----- Given records

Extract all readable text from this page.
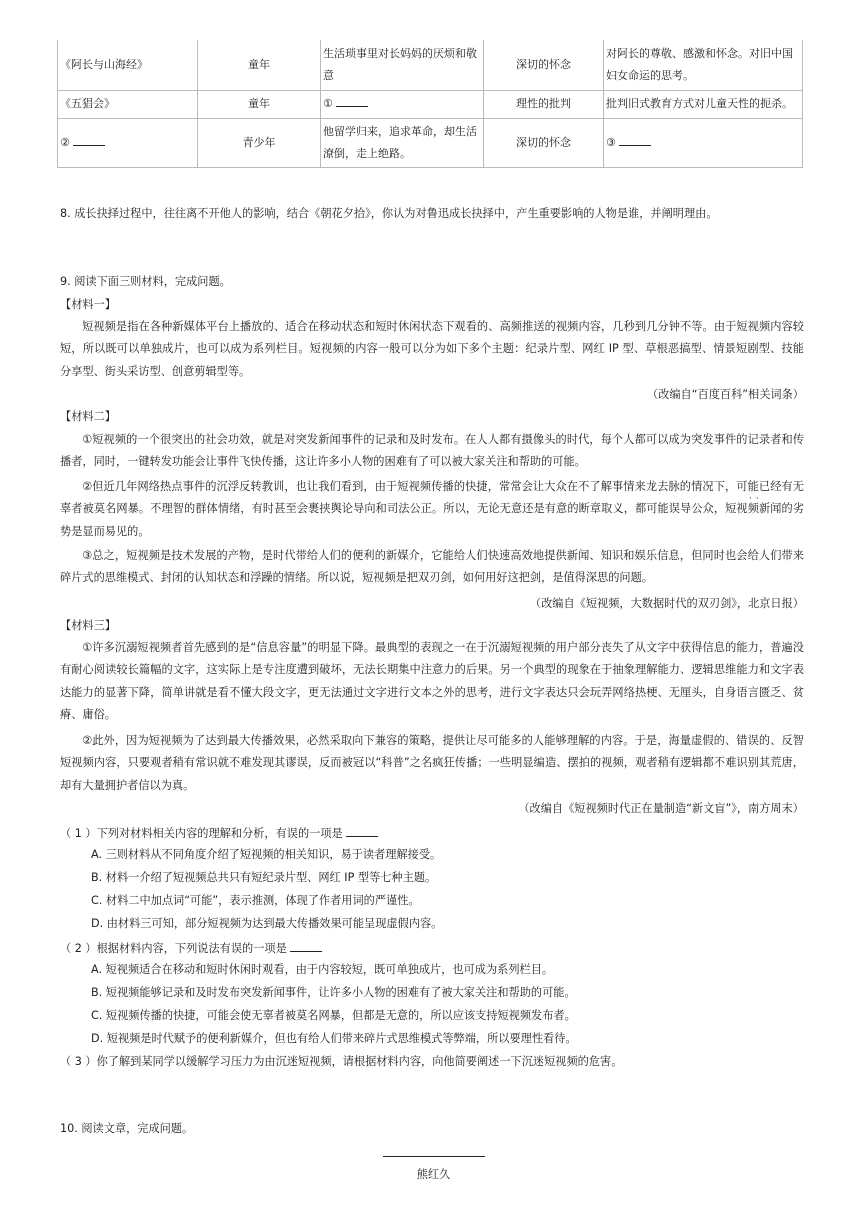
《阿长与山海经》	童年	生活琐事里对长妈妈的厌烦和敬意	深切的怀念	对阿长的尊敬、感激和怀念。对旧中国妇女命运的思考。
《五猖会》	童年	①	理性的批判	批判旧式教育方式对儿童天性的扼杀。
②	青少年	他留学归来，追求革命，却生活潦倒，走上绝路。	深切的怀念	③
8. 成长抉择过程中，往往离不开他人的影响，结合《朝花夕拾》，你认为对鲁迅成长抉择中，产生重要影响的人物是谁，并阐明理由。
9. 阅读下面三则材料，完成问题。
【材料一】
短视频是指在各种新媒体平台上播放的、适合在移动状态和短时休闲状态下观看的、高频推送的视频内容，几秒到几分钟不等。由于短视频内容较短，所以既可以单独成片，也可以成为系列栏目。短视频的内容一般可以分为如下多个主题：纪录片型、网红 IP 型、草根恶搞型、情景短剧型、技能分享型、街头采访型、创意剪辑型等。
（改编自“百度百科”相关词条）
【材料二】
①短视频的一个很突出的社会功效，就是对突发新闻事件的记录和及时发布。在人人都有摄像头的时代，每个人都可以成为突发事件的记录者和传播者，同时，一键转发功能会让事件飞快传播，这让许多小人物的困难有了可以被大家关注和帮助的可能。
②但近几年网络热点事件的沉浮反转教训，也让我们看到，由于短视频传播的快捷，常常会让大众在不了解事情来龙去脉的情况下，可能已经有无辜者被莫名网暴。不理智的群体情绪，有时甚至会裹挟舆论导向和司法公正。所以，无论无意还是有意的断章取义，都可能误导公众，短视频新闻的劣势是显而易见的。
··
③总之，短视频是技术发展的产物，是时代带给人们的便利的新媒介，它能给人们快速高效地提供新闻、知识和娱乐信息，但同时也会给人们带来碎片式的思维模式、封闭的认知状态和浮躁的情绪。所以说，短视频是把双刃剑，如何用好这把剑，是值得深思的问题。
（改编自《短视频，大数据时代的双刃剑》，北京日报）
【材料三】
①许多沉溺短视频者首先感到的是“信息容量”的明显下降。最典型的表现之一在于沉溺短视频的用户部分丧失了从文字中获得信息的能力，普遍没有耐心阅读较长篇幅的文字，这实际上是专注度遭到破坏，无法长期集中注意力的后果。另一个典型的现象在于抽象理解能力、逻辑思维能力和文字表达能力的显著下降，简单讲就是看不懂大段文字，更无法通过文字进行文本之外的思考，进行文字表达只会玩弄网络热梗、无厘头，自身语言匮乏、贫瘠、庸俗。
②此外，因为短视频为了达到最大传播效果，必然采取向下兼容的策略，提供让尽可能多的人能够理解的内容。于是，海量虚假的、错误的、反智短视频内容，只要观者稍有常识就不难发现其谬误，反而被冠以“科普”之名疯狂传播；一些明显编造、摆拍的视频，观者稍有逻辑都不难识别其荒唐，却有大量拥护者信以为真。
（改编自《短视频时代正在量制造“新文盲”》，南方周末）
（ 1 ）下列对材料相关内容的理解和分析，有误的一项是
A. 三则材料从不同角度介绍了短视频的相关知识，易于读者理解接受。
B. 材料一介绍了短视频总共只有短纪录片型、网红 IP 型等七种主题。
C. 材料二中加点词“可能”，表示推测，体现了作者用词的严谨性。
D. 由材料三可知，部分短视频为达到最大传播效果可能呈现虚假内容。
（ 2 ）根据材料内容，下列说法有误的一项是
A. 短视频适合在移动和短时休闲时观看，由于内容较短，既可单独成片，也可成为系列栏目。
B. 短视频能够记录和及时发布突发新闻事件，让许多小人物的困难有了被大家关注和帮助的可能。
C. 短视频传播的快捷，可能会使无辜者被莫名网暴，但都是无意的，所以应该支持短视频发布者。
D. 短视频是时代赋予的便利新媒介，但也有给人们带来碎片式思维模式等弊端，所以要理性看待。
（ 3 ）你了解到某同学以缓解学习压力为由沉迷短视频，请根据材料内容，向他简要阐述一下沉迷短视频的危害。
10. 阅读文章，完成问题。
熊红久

----------

Given request:
Quote the records above exactly, leaving out any pictures.

Response to this task:
Extract all readable text from this page.
《阿长与山海经》	童年	生活琐事里对长妈妈的厌烦和敬意	深切的怀念	对阿长的尊敬、感激和怀念。对旧中国妇女命运的思考。
《五猖会》	童年	①	理性的批判	批判旧式教育方式对儿童天性的扼杀。
②	青少年	他留学归来，追求革命，却生活潦倒，走上绝路。	深切的怀念	③
8. 成长抉择过程中，往往离不开他人的影响，结合《朝花夕拾》，你认为对鲁迅成长抉择中，产生重要影响的人物是谁，并阐明理由。
9. 阅读下面三则材料，完成问题。
【材料一】
短视频是指在各种新媒体平台上播放的、适合在移动状态和短时休闲状态下观看的、高频推送的视频内容，几秒到几分钟不等。由于短视频内容较短，所以既可以单独成片，也可以成为系列栏目。短视频的内容一般可以分为如下多个主题：纪录片型、网红 IP 型、草根恶搞型、情景短剧型、技能分享型、街头采访型、创意剪辑型等。
（改编自“百度百科”相关词条）
【材料二】
①短视频的一个很突出的社会功效，就是对突发新闻事件的记录和及时发布。在人人都有摄像头的时代，每个人都可以成为突发事件的记录者和传播者，同时，一键转发功能会让事件飞快传播，这让许多小人物的困难有了可以被大家关注和帮助的可能。
②但近几年网络热点事件的沉浮反转教训，也让我们看到，由于短视频传播的快捷，常常会让大众在不了解事情来龙去脉的情况下，可能已经有无辜者被莫名网暴。不理智的群体情绪，有时甚至会裹挟舆论导向和司法公正。所以，无论无意还是有意的断章取义，都可能误导公众，短视频新闻的劣势是显而易见的。
··
③总之，短视频是技术发展的产物，是时代带给人们的便利的新媒介，它能给人们快速高效地提供新闻、知识和娱乐信息，但同时也会给人们带来碎片式的思维模式、封闭的认知状态和浮躁的情绪。所以说，短视频是把双刃剑，如何用好这把剑，是值得深思的问题。
（改编自《短视频，大数据时代的双刃剑》，北京日报）
【材料三】
①许多沉溺短视频者首先感到的是“信息容量”的明显下降。最典型的表现之一在于沉溺短视频的用户部分丧失了从文字中获得信息的能力，普遍没有耐心阅读较长篇幅的文字，这实际上是专注度遭到破坏，无法长期集中注意力的后果。另一个典型的现象在于抽象理解能力、逻辑思维能力和文字表达能力的显著下降，简单讲就是看不懂大段文字，更无法通过文字进行文本之外的思考，进行文字表达只会玩弄网络热梗、无厘头，自身语言匮乏、贫瘠、庸俗。
②此外，因为短视频为了达到最大传播效果，必然采取向下兼容的策略，提供让尽可能多的人能够理解的内容。于是，海量虚假的、错误的、反智短视频内容，只要观者稍有常识就不难发现其谬误，反而被冠以“科普”之名疯狂传播；一些明显编造、摆拍的视频，观者稍有逻辑都不难识别其荒唐，却有大量拥护者信以为真。
（改编自《短视频时代正在量制造“新文盲”》，南方周末）
（ 1 ）下列对材料相关内容的理解和分析，有误的一项是
A. 三则材料从不同角度介绍了短视频的相关知识，易于读者理解接受。
B. 材料一介绍了短视频总共只有短纪录片型、网红 IP 型等七种主题。
C. 材料二中加点词“可能”，表示推测，体现了作者用词的严谨性。
D. 由材料三可知，部分短视频为达到最大传播效果可能呈现虚假内容。
（ 2 ）根据材料内容，下列说法有误的一项是
A. 短视频适合在移动和短时休闲时观看，由于内容较短，既可单独成片，也可成为系列栏目。
B. 短视频能够记录和及时发布突发新闻事件，让许多小人物的困难有了被大家关注和帮助的可能。
C. 短视频传播的快捷，可能会使无辜者被莫名网暴，但都是无意的，所以应该支持短视频发布者。
D. 短视频是时代赋予的便利新媒介，但也有给人们带来碎片式思维模式等弊端，所以要理性看待。
（ 3 ）你了解到某同学以缓解学习压力为由沉迷短视频，请根据材料内容，向他简要阐述一下沉迷短视频的危害。
10. 阅读文章，完成问题。
熊红久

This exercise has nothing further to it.